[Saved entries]

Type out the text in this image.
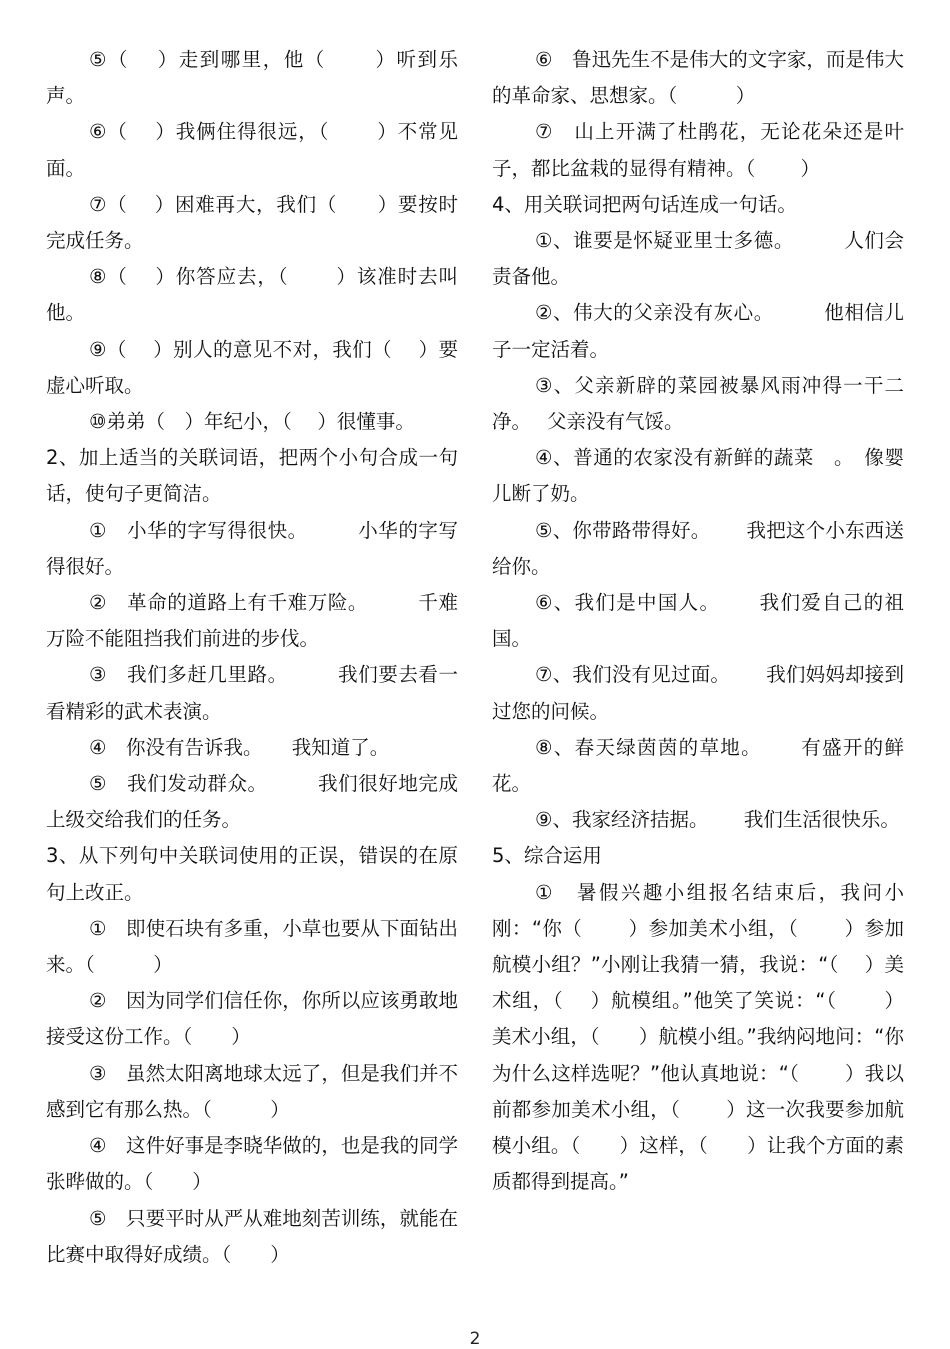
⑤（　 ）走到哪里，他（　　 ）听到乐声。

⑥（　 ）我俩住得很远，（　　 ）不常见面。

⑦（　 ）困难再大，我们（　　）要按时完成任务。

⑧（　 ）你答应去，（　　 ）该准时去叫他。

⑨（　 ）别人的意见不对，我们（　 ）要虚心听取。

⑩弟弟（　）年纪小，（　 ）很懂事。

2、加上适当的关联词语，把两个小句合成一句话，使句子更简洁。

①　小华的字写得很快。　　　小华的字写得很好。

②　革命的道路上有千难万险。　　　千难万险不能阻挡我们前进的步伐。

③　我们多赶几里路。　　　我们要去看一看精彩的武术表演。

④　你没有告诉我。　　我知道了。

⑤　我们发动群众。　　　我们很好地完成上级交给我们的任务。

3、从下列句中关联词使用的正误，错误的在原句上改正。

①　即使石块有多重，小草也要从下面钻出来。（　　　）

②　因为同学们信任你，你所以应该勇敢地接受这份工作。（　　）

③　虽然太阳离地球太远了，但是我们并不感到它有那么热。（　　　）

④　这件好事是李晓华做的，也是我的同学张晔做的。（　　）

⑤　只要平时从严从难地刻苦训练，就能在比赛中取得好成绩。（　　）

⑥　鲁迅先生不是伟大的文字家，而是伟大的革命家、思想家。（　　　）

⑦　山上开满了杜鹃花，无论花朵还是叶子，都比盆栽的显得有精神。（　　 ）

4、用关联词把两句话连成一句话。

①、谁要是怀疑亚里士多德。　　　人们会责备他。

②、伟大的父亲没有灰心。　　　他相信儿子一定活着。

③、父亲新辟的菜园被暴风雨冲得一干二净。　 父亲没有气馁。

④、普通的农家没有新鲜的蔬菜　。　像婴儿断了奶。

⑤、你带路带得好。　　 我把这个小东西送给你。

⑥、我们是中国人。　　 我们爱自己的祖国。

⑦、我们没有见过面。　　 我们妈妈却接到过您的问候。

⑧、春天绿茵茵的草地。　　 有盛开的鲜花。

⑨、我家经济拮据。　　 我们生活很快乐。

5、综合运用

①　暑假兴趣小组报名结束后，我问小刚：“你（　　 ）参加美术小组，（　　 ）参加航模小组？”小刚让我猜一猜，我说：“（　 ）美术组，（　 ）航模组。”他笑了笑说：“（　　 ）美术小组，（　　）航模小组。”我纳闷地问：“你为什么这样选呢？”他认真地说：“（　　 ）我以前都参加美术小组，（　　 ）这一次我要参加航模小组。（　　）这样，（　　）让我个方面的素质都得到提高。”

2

**Task to complete:**
All entries are to be retyped exactly. Omit any embedded images.

**Solution to this exercise:**
Type out the text in this image.
⑤（　 ）走到哪里，他（　　 ）听到乐声。

⑥（　 ）我俩住得很远，（　　 ）不常见面。

⑦（　 ）困难再大，我们（　　）要按时完成任务。

⑧（　 ）你答应去，（　　 ）该准时去叫他。

⑨（　 ）别人的意见不对，我们（　 ）要虚心听取。

⑩弟弟（　）年纪小，（　 ）很懂事。

2、加上适当的关联词语，把两个小句合成一句话，使句子更简洁。

①　小华的字写得很快。　　　小华的字写得很好。

②　革命的道路上有千难万险。　　　千难万险不能阻挡我们前进的步伐。

③　我们多赶几里路。　　　我们要去看一看精彩的武术表演。

④　你没有告诉我。　　我知道了。

⑤　我们发动群众。　　　我们很好地完成上级交给我们的任务。

3、从下列句中关联词使用的正误，错误的在原句上改正。

①　即使石块有多重，小草也要从下面钻出来。（　　　）

②　因为同学们信任你，你所以应该勇敢地接受这份工作。（　　）

③　虽然太阳离地球太远了，但是我们并不感到它有那么热。（　　　）

④　这件好事是李晓华做的，也是我的同学张晔做的。（　　）

⑤　只要平时从严从难地刻苦训练，就能在比赛中取得好成绩。（　　）

⑥　鲁迅先生不是伟大的文字家，而是伟大的革命家、思想家。（　　　）

⑦　山上开满了杜鹃花，无论花朵还是叶子，都比盆栽的显得有精神。（　　 ）

4、用关联词把两句话连成一句话。

①、谁要是怀疑亚里士多德。　　　人们会责备他。

②、伟大的父亲没有灰心。　　　他相信儿子一定活着。

③、父亲新辟的菜园被暴风雨冲得一干二净。　 父亲没有气馁。

④、普通的农家没有新鲜的蔬菜　。　像婴儿断了奶。

⑤、你带路带得好。　　 我把这个小东西送给你。

⑥、我们是中国人。　　 我们爱自己的祖国。

⑦、我们没有见过面。　　 我们妈妈却接到过您的问候。

⑧、春天绿茵茵的草地。　　 有盛开的鲜花。

⑨、我家经济拮据。　　 我们生活很快乐。

5、综合运用

①　暑假兴趣小组报名结束后，我问小刚：“你（　　 ）参加美术小组，（　　 ）参加航模小组？”小刚让我猜一猜，我说：“（　 ）美术组，（　 ）航模组。”他笑了笑说：“（　　 ）美术小组，（　　）航模小组。”我纳闷地问：“你为什么这样选呢？”他认真地说：“（　　 ）我以前都参加美术小组，（　　 ）这一次我要参加航模小组。（　　）这样，（　　）让我个方面的素质都得到提高。”

2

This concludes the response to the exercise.